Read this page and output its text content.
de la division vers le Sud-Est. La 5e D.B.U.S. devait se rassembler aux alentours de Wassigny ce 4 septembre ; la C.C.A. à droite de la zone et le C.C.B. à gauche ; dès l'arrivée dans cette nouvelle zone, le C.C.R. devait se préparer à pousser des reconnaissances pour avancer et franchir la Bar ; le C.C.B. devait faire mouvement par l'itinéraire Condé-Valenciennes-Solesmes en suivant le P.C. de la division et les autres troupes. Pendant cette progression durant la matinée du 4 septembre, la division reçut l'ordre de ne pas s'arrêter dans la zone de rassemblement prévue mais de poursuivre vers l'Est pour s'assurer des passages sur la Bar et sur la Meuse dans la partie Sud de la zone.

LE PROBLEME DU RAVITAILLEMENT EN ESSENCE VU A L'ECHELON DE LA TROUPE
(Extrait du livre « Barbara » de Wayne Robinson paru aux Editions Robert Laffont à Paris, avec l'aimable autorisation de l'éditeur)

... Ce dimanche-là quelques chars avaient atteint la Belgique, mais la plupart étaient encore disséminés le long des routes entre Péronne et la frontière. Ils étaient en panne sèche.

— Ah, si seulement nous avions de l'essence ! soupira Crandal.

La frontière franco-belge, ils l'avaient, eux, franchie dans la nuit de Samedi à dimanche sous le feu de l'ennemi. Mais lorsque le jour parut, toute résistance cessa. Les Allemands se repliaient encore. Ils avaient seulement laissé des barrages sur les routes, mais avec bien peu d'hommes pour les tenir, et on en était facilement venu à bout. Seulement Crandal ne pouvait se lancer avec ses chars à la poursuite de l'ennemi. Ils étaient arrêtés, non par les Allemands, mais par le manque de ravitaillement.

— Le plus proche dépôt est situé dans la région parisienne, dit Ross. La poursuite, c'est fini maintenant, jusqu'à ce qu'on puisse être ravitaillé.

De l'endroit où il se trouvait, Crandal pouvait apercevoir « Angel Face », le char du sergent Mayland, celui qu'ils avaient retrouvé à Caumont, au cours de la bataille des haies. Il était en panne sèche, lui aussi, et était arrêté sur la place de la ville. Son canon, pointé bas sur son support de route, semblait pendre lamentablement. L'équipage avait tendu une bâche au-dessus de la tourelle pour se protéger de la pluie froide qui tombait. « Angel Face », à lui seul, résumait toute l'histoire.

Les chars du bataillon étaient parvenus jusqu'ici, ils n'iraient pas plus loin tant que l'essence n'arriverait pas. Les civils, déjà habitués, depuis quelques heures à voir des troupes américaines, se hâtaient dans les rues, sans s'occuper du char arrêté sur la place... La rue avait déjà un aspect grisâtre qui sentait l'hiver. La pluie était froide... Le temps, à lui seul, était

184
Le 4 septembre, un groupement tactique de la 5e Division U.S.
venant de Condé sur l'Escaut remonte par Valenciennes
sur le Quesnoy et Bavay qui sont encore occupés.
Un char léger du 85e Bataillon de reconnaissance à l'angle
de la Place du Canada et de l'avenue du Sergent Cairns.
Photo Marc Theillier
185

□ □ □ □ □ □ □

* REQUIRED WORK
Repeat every line of the records above exactly.

* ANSWER IN FULL
Read this page and output its text content.
de la division vers le Sud-Est. La 5e D.B.U.S. devait se rassembler aux alentours de Wassigny ce 4 septembre ; la C.C.A. à droite de la zone et le C.C.B. à gauche ; dès l'arrivée dans cette nouvelle zone, le C.C.R. devait se préparer à pousser des reconnaissances pour avancer et franchir la Bar ; le C.C.B. devait faire mouvement par l'itinéraire Condé-Valenciennes-Solesmes en suivant le P.C. de la division et les autres troupes. Pendant cette progression durant la matinée du 4 septembre, la division reçut l'ordre de ne pas s'arrêter dans la zone de rassemblement prévue mais de poursuivre vers l'Est pour s'assurer des passages sur la Bar et sur la Meuse dans la partie Sud de la zone.

LE PROBLEME DU RAVITAILLEMENT EN ESSENCE VU A L'ECHELON DE LA TROUPE
(Extrait du livre « Barbara » de Wayne Robinson paru aux Editions Robert Laffont à Paris, avec l'aimable autorisation de l'éditeur)

... Ce dimanche-là quelques chars avaient atteint la Belgique, mais la plupart étaient encore disséminés le long des routes entre Péronne et la frontière. Ils étaient en panne sèche.

— Ah, si seulement nous avions de l'essence ! soupira Crandal.

La frontière franco-belge, ils l'avaient, eux, franchie dans la nuit de Samedi à dimanche sous le feu de l'ennemi. Mais lorsque le jour parut, toute résistance cessa. Les Allemands se repliaient encore. Ils avaient seulement laissé des barrages sur les routes, mais avec bien peu d'hommes pour les tenir, et on en était facilement venu à bout. Seulement Crandal ne pouvait se lancer avec ses chars à la poursuite de l'ennemi. Ils étaient arrêtés, non par les Allemands, mais par le manque de ravitaillement.

— Le plus proche dépôt est situé dans la région parisienne, dit Ross. La poursuite, c'est fini maintenant, jusqu'à ce qu'on puisse être ravitaillé.

De l'endroit où il se trouvait, Crandal pouvait apercevoir « Angel Face », le char du sergent Mayland, celui qu'ils avaient retrouvé à Caumont, au cours de la bataille des haies. Il était en panne sèche, lui aussi, et était arrêté sur la place de la ville. Son canon, pointé bas sur son support de route, semblait pendre lamentablement. L'équipage avait tendu une bâche au-dessus de la tourelle pour se protéger de la pluie froide qui tombait. « Angel Face », à lui seul, résumait toute l'histoire.

Les chars du bataillon étaient parvenus jusqu'ici, ils n'iraient pas plus loin tant que l'essence n'arriverait pas. Les civils, déjà habitués, depuis quelques heures à voir des troupes américaines, se hâtaient dans les rues, sans s'occuper du char arrêté sur la place... La rue avait déjà un aspect grisâtre qui sentait l'hiver. La pluie était froide... Le temps, à lui seul, était

184
Le 4 septembre, un groupement tactique de la 5e Division U.S.
venant de Condé sur l'Escaut remonte par Valenciennes
sur le Quesnoy et Bavay qui sont encore occupés.
Un char léger du 85e Bataillon de reconnaissance à l'angle
de la Place du Canada et de l'avenue du Sergent Cairns.
Photo Marc Theillier
185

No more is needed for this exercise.